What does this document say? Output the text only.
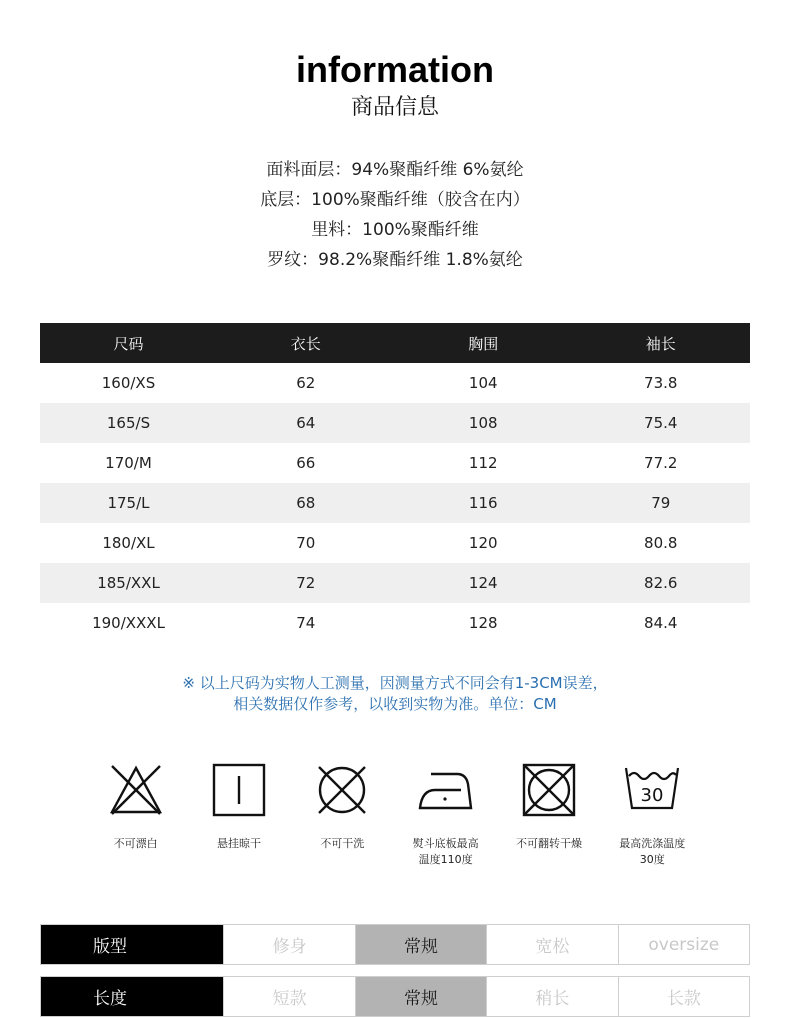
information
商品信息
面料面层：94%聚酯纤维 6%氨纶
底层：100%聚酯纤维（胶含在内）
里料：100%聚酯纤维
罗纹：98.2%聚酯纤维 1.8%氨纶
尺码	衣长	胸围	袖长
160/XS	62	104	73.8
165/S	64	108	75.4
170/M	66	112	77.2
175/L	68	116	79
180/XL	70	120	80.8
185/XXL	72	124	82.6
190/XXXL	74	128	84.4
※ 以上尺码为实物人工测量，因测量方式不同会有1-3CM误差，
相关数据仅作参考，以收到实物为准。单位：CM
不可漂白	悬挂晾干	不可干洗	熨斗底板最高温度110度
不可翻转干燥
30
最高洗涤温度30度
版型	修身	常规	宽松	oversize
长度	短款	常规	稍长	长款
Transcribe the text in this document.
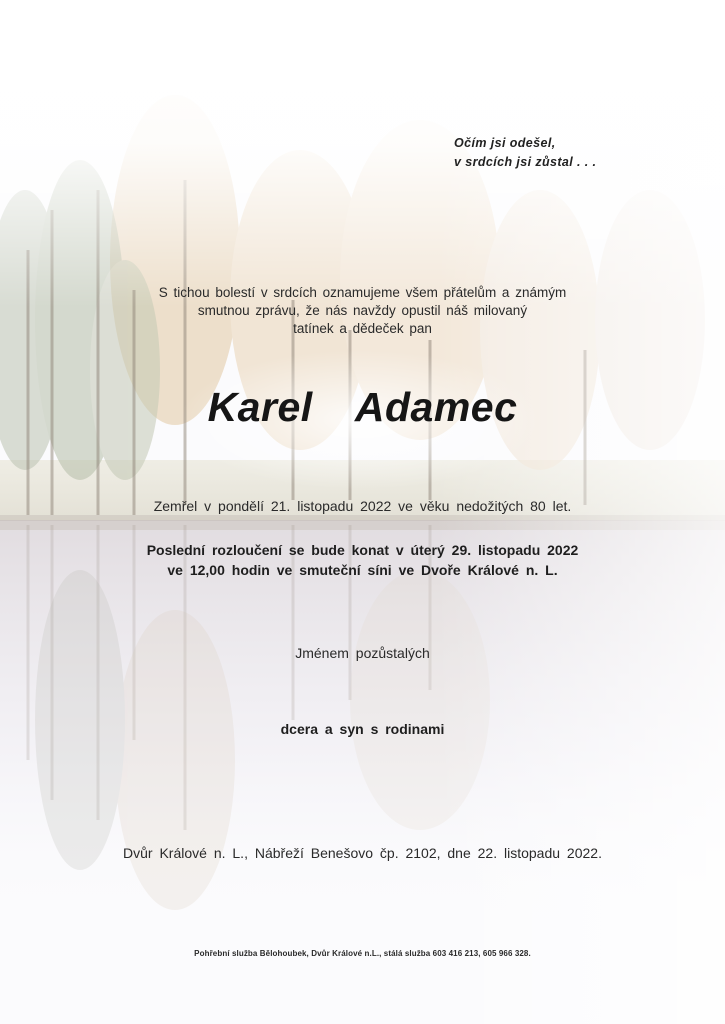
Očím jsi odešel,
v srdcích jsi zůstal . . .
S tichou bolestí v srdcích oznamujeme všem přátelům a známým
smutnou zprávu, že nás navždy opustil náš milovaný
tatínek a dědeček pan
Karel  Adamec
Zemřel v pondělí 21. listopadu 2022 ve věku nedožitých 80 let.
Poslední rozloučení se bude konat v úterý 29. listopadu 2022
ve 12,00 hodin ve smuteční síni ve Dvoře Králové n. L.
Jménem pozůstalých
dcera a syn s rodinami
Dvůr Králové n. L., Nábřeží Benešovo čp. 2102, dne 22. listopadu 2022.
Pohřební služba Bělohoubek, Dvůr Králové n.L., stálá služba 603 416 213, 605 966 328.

........

All entries must be written out again exactly as given, with no pictures in the copy.

■ ANSWER FOR THE TASK
What does this document say? Output the text only.
information
商品信息
面料面层：94%聚酯纤维 6%氨纶
底层：100%聚酯纤维（胶含在内）
里料：100%聚酯纤维
罗纹：98.2%聚酯纤维 1.8%氨纶
尺码	衣长	胸围	袖长
160/XS	62	104	73.8
165/S	64	108	75.4
170/M	66	112	77.2
175/L	68	116	79
180/XL	70	120	80.8
185/XXL	72	124	82.6
190/XXXL	74	128	84.4
※ 以上尺码为实物人工测量，因测量方式不同会有1-3CM误差，
相关数据仅作参考，以收到实物为准。单位：CM
不可漂白	悬挂晾干	不可干洗	熨斗底板最高温度110度
不可翻转干燥
30
最高洗涤温度30度
版型	修身	常规	宽松	oversize
长度	短款	常规	稍长	长款
Transcribe the text in this document.
Očím jsi odešel,
v srdcích jsi zůstal . . .
S tichou bolestí v srdcích oznamujeme všem přátelům a známým
smutnou zprávu, že nás navždy opustil náš milovaný
tatínek a dědeček pan
Karel  Adamec
Zemřel v pondělí 21. listopadu 2022 ve věku nedožitých 80 let.
Poslední rozloučení se bude konat v úterý 29. listopadu 2022
ve 12,00 hodin ve smuteční síni ve Dvoře Králové n. L.
Jménem pozůstalých
dcera a syn s rodinami
Dvůr Králové n. L., Nábřeží Benešovo čp. 2102, dne 22. listopadu 2022.
Pohřební služba Bělohoubek, Dvůr Králové n.L., stálá služba 603 416 213, 605 966 328.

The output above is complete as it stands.